** START OF ENTRIES SHOWN **
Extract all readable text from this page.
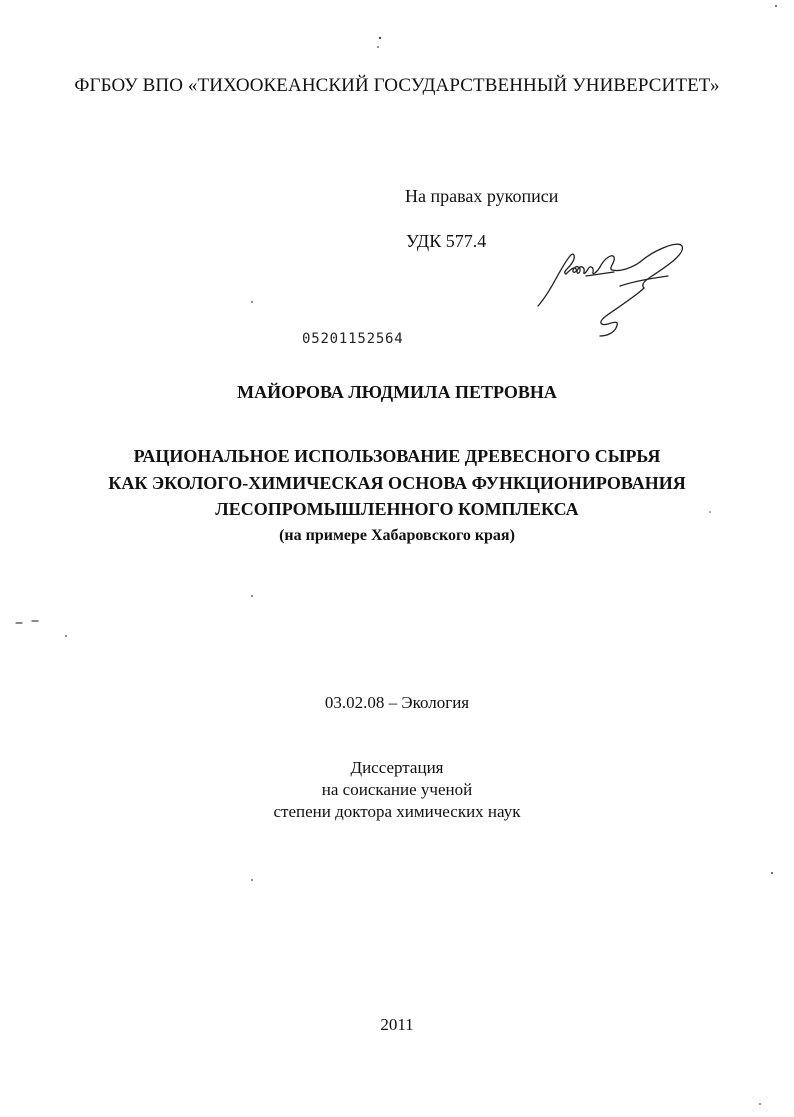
ФГБОУ ВПО «ТИХООКЕАНСКИЙ ГОСУДАРСТВЕННЫЙ УНИВЕРСИТЕТ»
На правах рукописи
УДК 577.4
05201152564
МАЙОРОВА ЛЮДМИЛА ПЕТРОВНА
РАЦИОНАЛЬНОЕ ИСПОЛЬЗОВАНИЕ ДРЕВЕСНОГО СЫРЬЯ
КАК ЭКОЛОГО-ХИМИЧЕСКАЯ ОСНОВА ФУНКЦИОНИРОВАНИЯ
ЛЕСОПРОМЫШЛЕННОГО КОМПЛЕКСА
(на примере Хабаровского края)
03.02.08 – Экология
Диссертация
на соискание ученой
степени доктора химических наук
2011
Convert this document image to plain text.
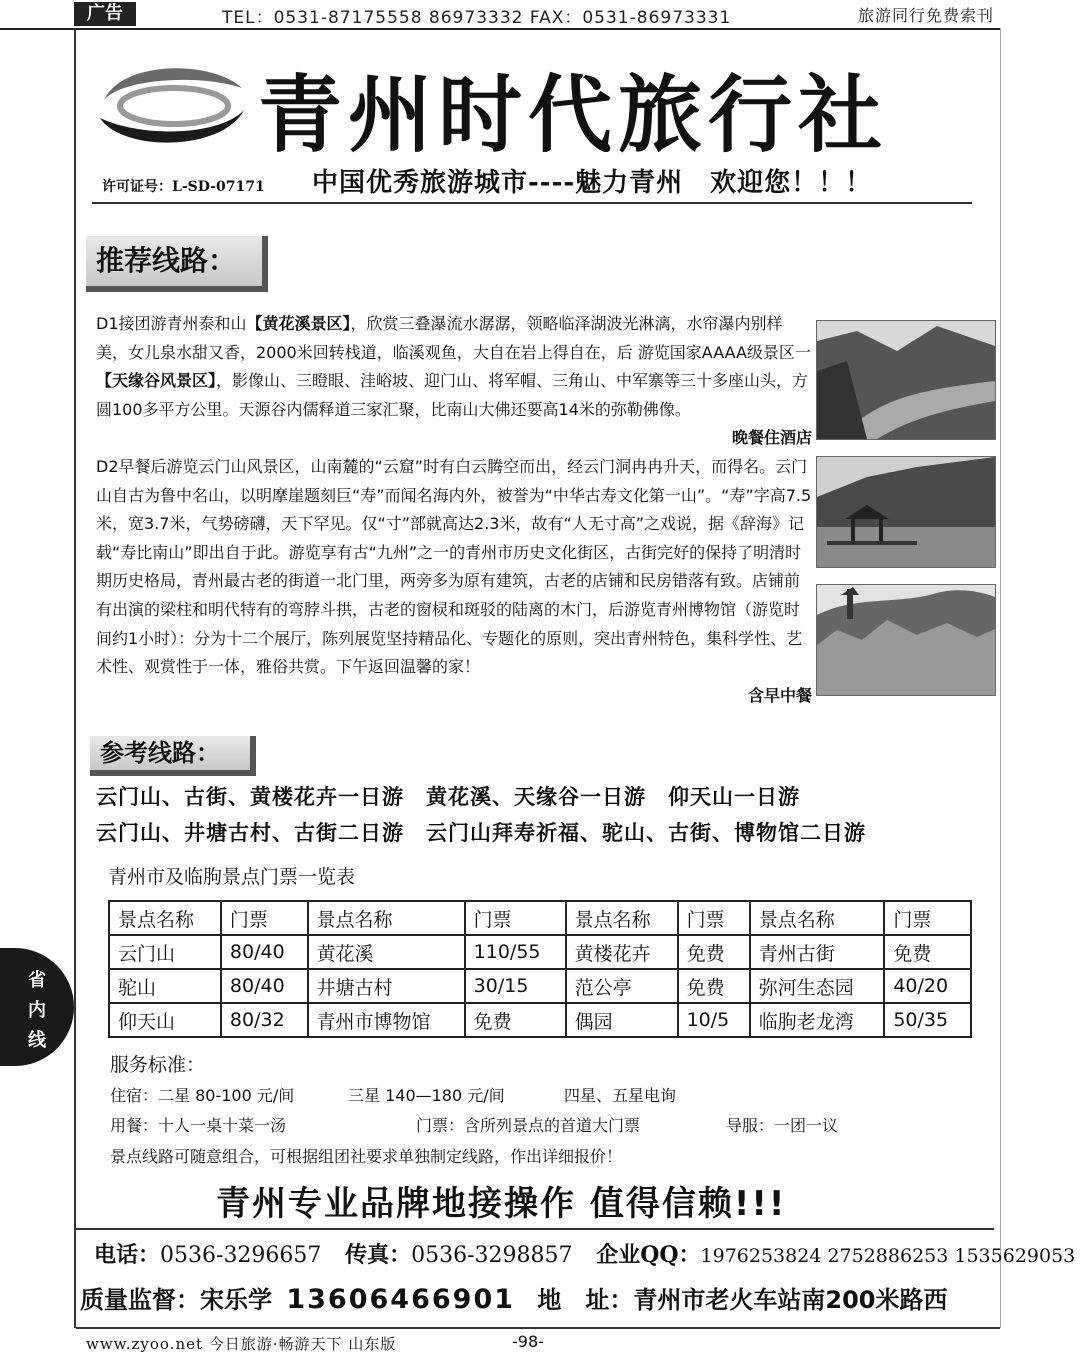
广告	TEL：0531-87175558 86973332 FAX：0531-86973331	旅游同行免费索刊
青州时代旅行社
许可证号：L-SD-07171 中国优秀旅游城市----魅力青州　欢迎您！！！
推荐线路：

D1接团游青州泰和山【黄花溪景区】，欣赏三叠瀑流水潺潺，领略临泽湖波光淋漓，水帘瀑内别样美，女儿泉水甜又香，2000米回转栈道，临溪观鱼，大自在岩上得自在，后 游览国家AAAA级景区一【天缘谷风景区】，影像山、三瞪眼、洼峪坡、迎门山、将军帽、三角山、中军寨等三十多座山头，方圆100多平方公里。天源谷内儒释道三家汇聚，比南山大佛还要高14米的弥勒佛像。

晚餐住酒店

D2早餐后游览云门山风景区，山南麓的“云窟”时有白云腾空而出，经云门洞冉冉升天，而得名。云门山自古为鲁中名山，以明摩崖题刻巨“寿”而闻名海内外，被誉为“中华古寿文化第一山”。“寿”字高7.5米，宽3.7米，气势磅礴，天下罕见。仅“寸”部就高达2.3米，故有“人无寸高”之戏说，据《辞海》记载“寿比南山”即出自于此。游览享有古“九州”之一的青州市历史文化街区，古街完好的保持了明清时期历史格局，青州最古老的街道一北门里，两旁多为原有建筑，古老的店铺和民房错落有致。店铺前有出演的梁柱和明代特有的弯脖斗拱，古老的窗棂和斑驳的陆离的木门，后游览青州博物馆（游览时间约1小时）：分为十二个展厅，陈列展览坚持精品化、专题化的原则，突出青州特色，集科学性、艺术性、观赏性于一体，雅俗共赏。下午返回温馨的家！

含早中餐

参考线路：
云门山、古街、黄楼花卉一日游　黄花溪、天缘谷一日游　仰天山一日游
云门山、井塘古村、古街二日游　云门山拜寿祈福、驼山、古街、博物馆二日游
青州市及临朐景点门票一览表
景点名称	门票	景点名称	门票	景点名称	门票	景点名称	门票
云门山	80/40	黄花溪	110/55	黄楼花卉	免费	青州古街	免费
驼山	80/40	井塘古村	30/15	范公亭	免费	弥河生态园	40/20
仰天山	80/32	青州市博物馆	免费	偶园	10/5	临朐老龙湾	50/35
服务标准：
住宿：二星 80-100 元/间	三星 140—180 元/间	四星、五星电询
用餐：十人一桌十菜一汤	门票：含所列景点的首道大门票	导服：一团一议
景点线路可随意组合，可根据组团社要求单独制定线路，作出详细报价！
青州专业品牌地接操作 值得信赖!!!
电话：0536-3296657 传真：0536-3298857 企业QQ：1976253824 2752886253 1535629053
质量监督：宋乐学 13606466901 地　址：青州市老火车站南200米路西
www.zyoo.net 今日旅游·畅游天下 山东版	-98-
省
内
线
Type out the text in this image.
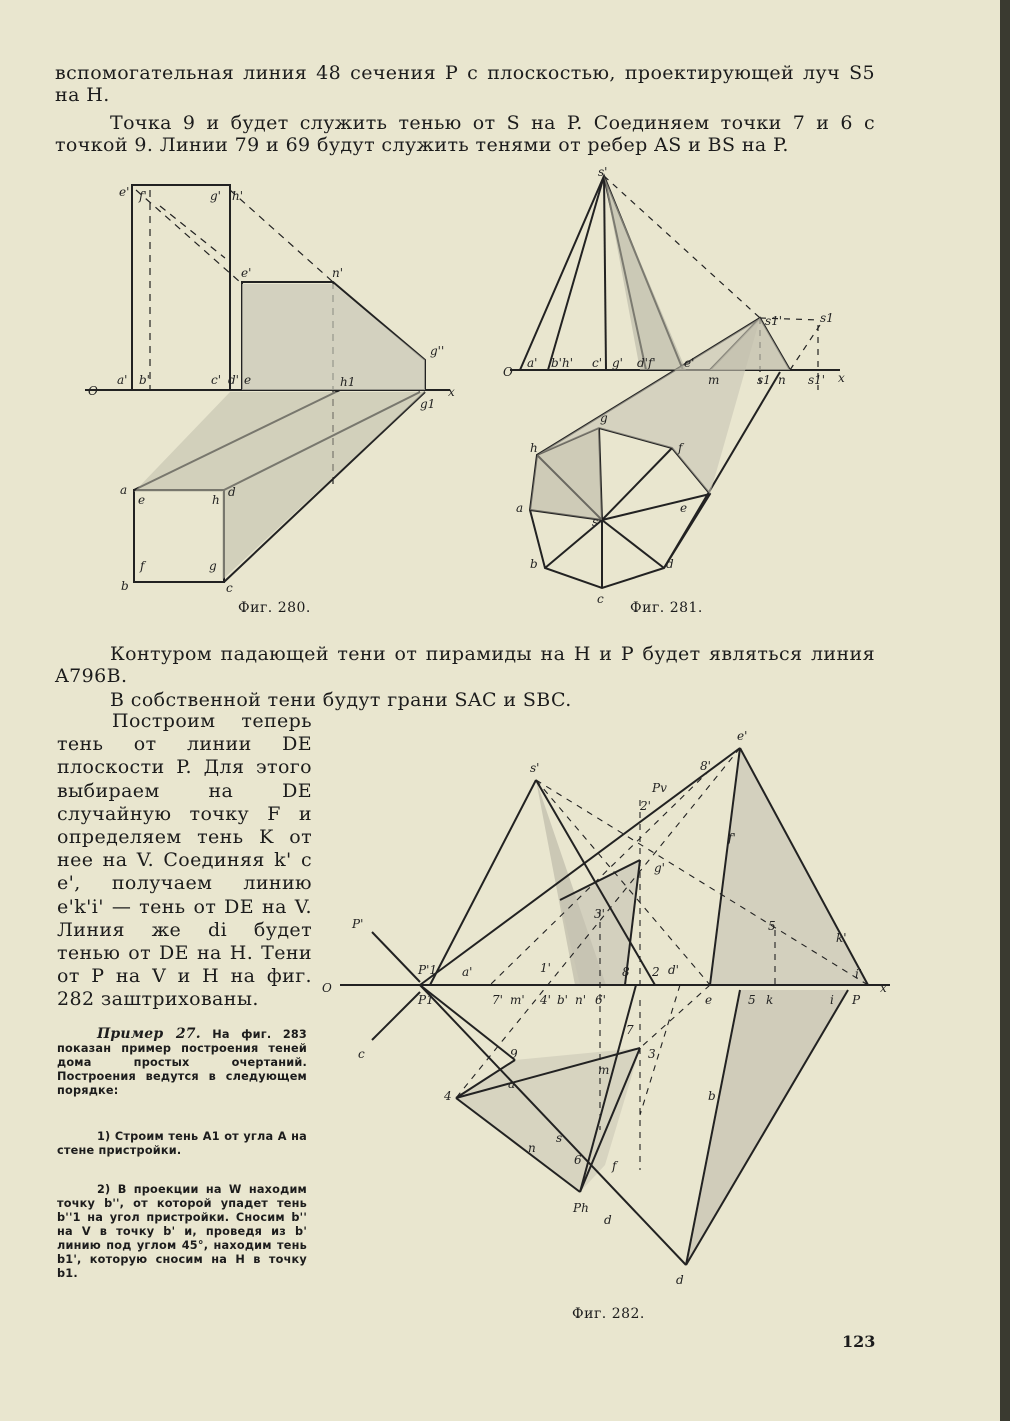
вспомогательная линия 48 сечения P с плоскостью, проектирующей луч S5 на H.

Точка 9 и будет служить тенью от S на P. Соединяем точки 7 и 6 с точкой 9. Линии 79 и 69 будут служить тенями от ребер AS и BS на P.

e' f'	g' h'
e'	n'
g''
a' b'	c' d' e	h1
g1
O	x
a
e
d
h
f	g
b	c
Фиг. 280.
s'
O
a' b'h' c' g' d'f' e'
s1'	s1
m	n
s1	s1' x
h
g
f
a	e
s
b	d
c
Фиг. 281.

Контуром падающей тени от пирамиды на H и P будет являться линия A796B.

В собственной тени будут грани SAC и SBC.

Построим теперь тень от линии DE плоскости P. Для этого выбираем на DE случайную точку F и определяем тень K от нее на V. Соединяя k' с e', получаем линию e'k'i' — тень от DE на V. Линия же di будет тенью от DE на H. Тени от P на V и H на фиг. 282 заштрихованы.

Пример 27. На фиг. 283 показан пример построения теней дома простых очертаний. Построения ведутся в следующем порядке:

1) Строим тень A1 от угла A на стене пристройки.

2) В проекции на W находим точку b'', от которой упадет тень b''1 на угол пристройки. Сносим b'' на V в точку b' и, проведя из b' линию под углом 45°, находим тень b1', которую сносим на H в точку b1.

e'
8'
s'
Pv
2'
f'
g'
3'
5
k'
P'
P'1 a'	1'	2 d'	i'
x
O
P1	7' m' 4' b' n' 6'
8
e	5 k	i P
c
7
9	3
m
a
4
s
n
6	f
b
Ph
d
d
Фиг. 282.
123
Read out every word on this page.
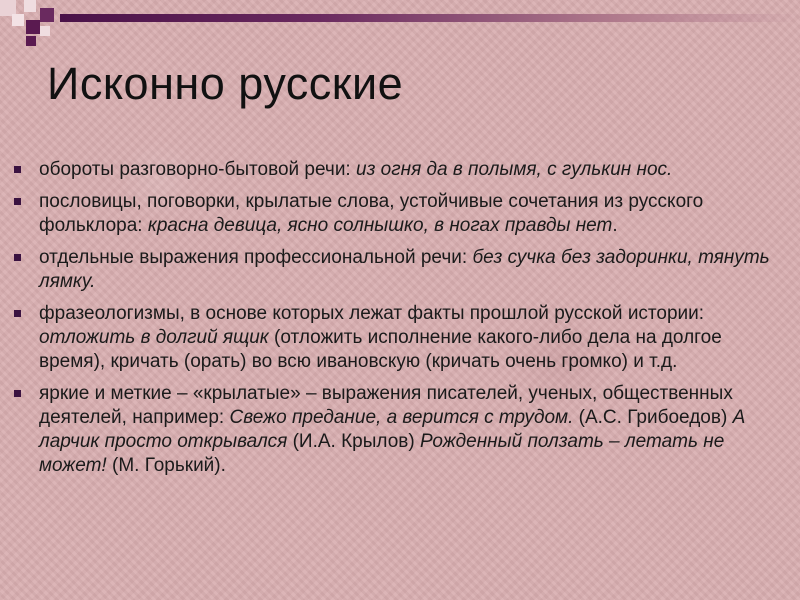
Исконно русские
обороты разговорно-бытовой речи: из огня да в полымя, с гулькин нос.
пословицы, поговорки, крылатые слова, устойчивые сочетания из русского фольклора: красна девица, ясно солнышко, в ногах правды нет.
отдельные выражения профессиональной речи: без сучка без задоринки, тянуть лямку.
фразеологизмы, в основе которых лежат факты прошлой русской истории: отложить в долгий ящик (отложить исполнение какого-либо дела на долгое время), кричать (орать) во всю ивановскую (кричать очень громко) и т.д.
яркие и меткие – «крылатые» – выражения писателей, ученых, общественных деятелей, например: Свежо предание, а верится с трудом. (А.С. Грибоедов) А ларчик просто открывался (И.А. Крылов) Рожденный ползать – летать не может! (М. Горький).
** END OF ENTRIES SHOWN **
* **GIVEN PROBLEM**:
Take the entries shown above and quote them verbatim, passing over the pictures.

* **ANSWER TO THIS TASK**:
Extract all readable text from this page.
ФГБОУ ВПО «ТИХООКЕАНСКИЙ ГОСУДАРСТВЕННЫЙ УНИВЕРСИТЕТ»
На правах рукописи
УДК 577.4
05201152564
МАЙОРОВА ЛЮДМИЛА ПЕТРОВНА
РАЦИОНАЛЬНОЕ ИСПОЛЬЗОВАНИЕ ДРЕВЕСНОГО СЫРЬЯ
КАК ЭКОЛОГО-ХИМИЧЕСКАЯ ОСНОВА ФУНКЦИОНИРОВАНИЯ
ЛЕСОПРОМЫШЛЕННОГО КОМПЛЕКСА
(на примере Хабаровского края)
03.02.08 – Экология
Диссертация
на соискание ученой
степени доктора химических наук
2011
Convert this document image to plain text.
广告	TEL：0531-87175558 86973332 FAX：0531-86973331	旅游同行免费索刊
青州时代旅行社
许可证号：L-SD-07171 中国优秀旅游城市----魅力青州　欢迎您！！！
推荐线路：

D1接团游青州泰和山【黄花溪景区】，欣赏三叠瀑流水潺潺，领略临泽湖波光淋漓，水帘瀑内别样美，女儿泉水甜又香，2000米回转栈道，临溪观鱼，大自在岩上得自在，后 游览国家AAAA级景区一【天缘谷风景区】，影像山、三瞪眼、洼峪坡、迎门山、将军帽、三角山、中军寨等三十多座山头，方圆100多平方公里。天源谷内儒释道三家汇聚，比南山大佛还要高14米的弥勒佛像。

晚餐住酒店

D2早餐后游览云门山风景区，山南麓的“云窟”时有白云腾空而出，经云门洞冉冉升天，而得名。云门山自古为鲁中名山，以明摩崖题刻巨“寿”而闻名海内外，被誉为“中华古寿文化第一山”。“寿”字高7.5米，宽3.7米，气势磅礴，天下罕见。仅“寸”部就高达2.3米，故有“人无寸高”之戏说，据《辞海》记载“寿比南山”即出自于此。游览享有古“九州”之一的青州市历史文化街区，古街完好的保持了明清时期历史格局，青州最古老的街道一北门里，两旁多为原有建筑，古老的店铺和民房错落有致。店铺前有出演的梁柱和明代特有的弯脖斗拱，古老的窗棂和斑驳的陆离的木门，后游览青州博物馆（游览时间约1小时）：分为十二个展厅，陈列展览坚持精品化、专题化的原则，突出青州特色，集科学性、艺术性、观赏性于一体，雅俗共赏。下午返回温馨的家！

含早中餐

参考线路：
云门山、古街、黄楼花卉一日游　黄花溪、天缘谷一日游　仰天山一日游
云门山、井塘古村、古街二日游　云门山拜寿祈福、驼山、古街、博物馆二日游
青州市及临朐景点门票一览表
景点名称	门票	景点名称	门票	景点名称	门票	景点名称	门票
云门山	80/40	黄花溪	110/55	黄楼花卉	免费	青州古街	免费
驼山	80/40	井塘古村	30/15	范公亭	免费	弥河生态园	40/20
仰天山	80/32	青州市博物馆	免费	偶园	10/5	临朐老龙湾	50/35
服务标准：
住宿：二星 80-100 元/间	三星 140—180 元/间	四星、五星电询
用餐：十人一桌十菜一汤	门票：含所列景点的首道大门票	导服：一团一议
景点线路可随意组合，可根据组团社要求单独制定线路，作出详细报价！
青州专业品牌地接操作 值得信赖!!!
电话：0536-3296657 传真：0536-3298857 企业QQ：1976253824 2752886253 1535629053
质量监督：宋乐学 13606466901 地　址：青州市老火车站南200米路西
www.zyoo.net 今日旅游·畅游天下 山东版	-98-
省
内
线
Type out the text in this image.
вспомогательная линия 48 сечения P с плоскостью, проектирующей луч S5 на H.

Точка 9 и будет служить тенью от S на P. Соединяем точки 7 и 6 с точкой 9. Линии 79 и 69 будут служить тенями от ребер AS и BS на P.

e' f'	g' h'
e'	n'
g''
a' b'	c' d' e	h1
g1
O	x
a
e
d
h
f	g
b	c
Фиг. 280.
s'
O
a' b'h' c' g' d'f' e'
s1'	s1
m	n
s1	s1' x
h
g
f
a	e
s
b	d
c
Фиг. 281.

Контуром падающей тени от пирамиды на H и P будет являться линия A796B.

В собственной тени будут грани SAC и SBC.

Построим теперь тень от линии DE плоскости P. Для этого выбираем на DE случайную точку F и определяем тень K от нее на V. Соединяя k' с e', получаем линию e'k'i' — тень от DE на V. Линия же di будет тенью от DE на H. Тени от P на V и H на фиг. 282 заштрихованы.

Пример 27. На фиг. 283 показан пример построения теней дома простых очертаний. Построения ведутся в следующем порядке:

1) Строим тень A1 от угла A на стене пристройки.

2) В проекции на W находим точку b'', от которой упадет тень b''1 на угол пристройки. Сносим b'' на V в точку b' и, проведя из b' линию под углом 45°, находим тень b1', которую сносим на H в точку b1.

e'
8'
s'
Pv
2'
f'
g'
3'
5
k'
P'
P'1 a'	1'	2 d'	i'
x
O
P1	7' m' 4' b' n' 6'
8
e	5 k	i P
c
7
9	3
m
a
4
s
n
6	f
b
Ph
d
d
Фиг. 282.
123
Read out every word on this page.
Исконно русские
обороты разговорно-бытовой речи: из огня да в полымя, с гулькин нос.
пословицы, поговорки, крылатые слова, устойчивые сочетания из русского фольклора: красна девица, ясно солнышко, в ногах правды нет.
отдельные выражения профессиональной речи: без сучка без задоринки, тянуть лямку.
фразеологизмы, в основе которых лежат факты прошлой русской истории: отложить в долгий ящик (отложить исполнение какого-либо дела на долгое время), кричать (орать) во всю ивановскую (кричать очень громко) и т.д.
яркие и меткие – «крылатые» – выражения писателей, ученых, общественных деятелей, например: Свежо предание, а верится с трудом. (А.С. Грибоедов) А ларчик просто открывался (И.А. Крылов) Рожденный ползать – летать не может! (М. Горький).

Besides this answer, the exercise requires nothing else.